## [TEXTE DU DOCUMENT]
########
Cette ingénieuse combinaison offrait un double avantage. D’une part, quelques semaines après le décès du chef de famille, l’inventaire était dressé et la fortune des mineurs rendue claire et liquide[1] ; d’autre part, le tuteur voyait par là sa tâche singulièrement allégée : il se trouvait ainsi défendu tout à la fois contre ses propres convoitises et contre l’humeur processive d’un pupille qui aurait le caractère mal fait. Il n’y avait qu’un péril, c’était que l’adjudicataire ne se laissât entraîner, par le désir d’augmenter ses profits, soit à risquer dans des spéculations hasardées les sommes qui lui avaient été remises, soit à faire abus du droit d’usage qui lui était concédé sur les immeubles ; on pouvait craindre ou qu’il ne devînt insolvable pour longtemps, ou qu’à l’expiration du bail il ne

  1. Il est permis de supposer un intervalle d’environ deux mois entre le moment où était annoncée la location du patrimoine et celui où elle se faisait par voie d’enchères devant le magistrat. Un passage de Théophraste, cité par Stobée, nous apprend en effet qu’à Athènes toute vente à la criée devait être annoncée par des affiches soixante jours à l’avance, et la similitude des situations nous porte à croire que, dans le cas qui nous occupe, le délai légal était le même.
########
## [SEGMENT DE DONNÉES]
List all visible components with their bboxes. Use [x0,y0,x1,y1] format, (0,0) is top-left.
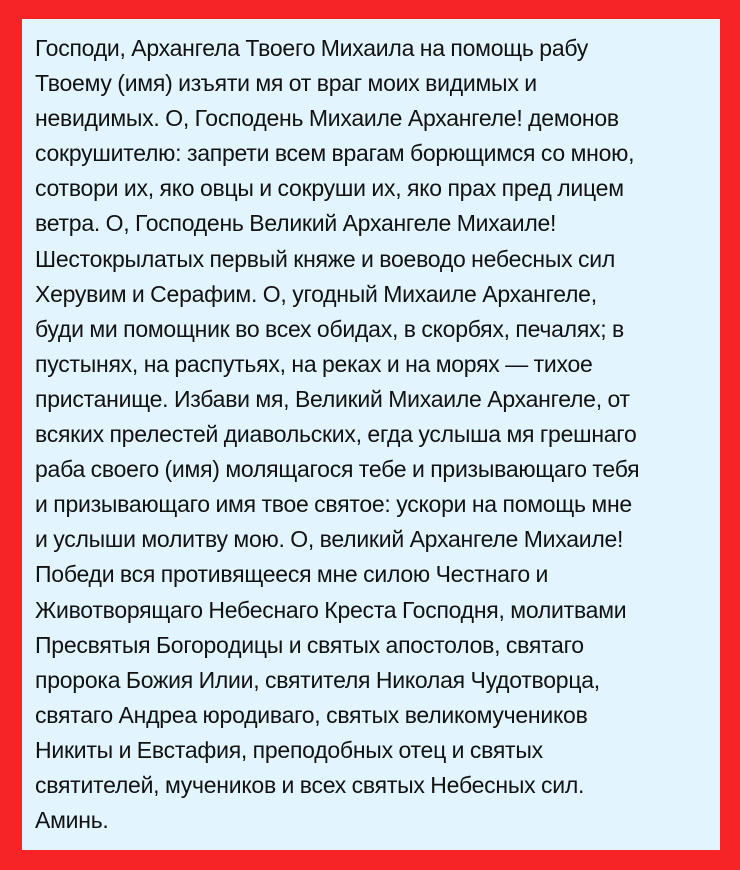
prayer-text: Господи, Архангела Твоего Михаила на помощь рабу Твоему (имя) изъяти мя от враг моих видимых и невидимых. О, Господень Михаиле Архангеле! демонов сокрушителю: запрети всем врагам борющимся со мною, сотвори их, яко овцы и сокруши их, яко прах пред лицем ветра. О, Господень Великий Архангеле Михаиле! Шестокрылатых первый княже и воеводо небесных сил Херувим и Серафим. О, угодный Михаиле Архангеле, буди ми помощник во всех обидах, в скорбях, печалях; в пустынях, на распутьях, на реках и на морях — тихое пристанище. Избави мя, Великий Михаиле Архангеле, от всяких прелестей диавольских, егда услыша мя грешнаго раба своего (имя) молящагося тебе и призывающаго тебя и призывающаго имя твое святое: ускори на помощь мне и услыши молитву мою. О, великий Архангеле Михаиле! Победи вся противящееся мне силою Честнаго и Животворящаго Небеснаго Креста Господня, молитвами Пресвятыя Богородицы и святых апостолов, святаго пророка Божия Илии, святителя Николая Чудотворца, святаго Андреа юродиваго, святых великомучеников Никиты и Евстафия, преподобных отец и святых святителей, мучеников и всех святых Небесных сил. Аминь. [35,35,640,834]
prayer-panel [22,19,720,850]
########
## [TRAVAIL À EFFECTUER]
- A) Selon le texte sur la tutelle des mineurs, combien de jours à l'avance une vente à la criée devait-elle être annoncée par des affiches à Athènes ?
- B) Reproduisez le passage du texte sur la tutelle des mineurs, en commençant à « 1. Il est permis » et en terminant à « était le même. ».
Les lignes constituent un matériau distinct du texte.

## [RÉPONSES AUX CONSIGNES]
- A) Soixante jours à l'avance.

- B)
1. Il est permis de supposer un intervalle d’environ deux mois entre le moment où était annoncée la location du patrimoine et celui où elle se faisait par voie d’enchères devant le magistrat. Un passage de Théophraste, cité par Stobée, nous apprend en effet qu’à Athènes toute vente à la criée devait être annoncée par des affiches soixante jours à l’avance, et la similitude des situations nous porte à croire que, dans le cas qui nous occupe, le délai légal était le même.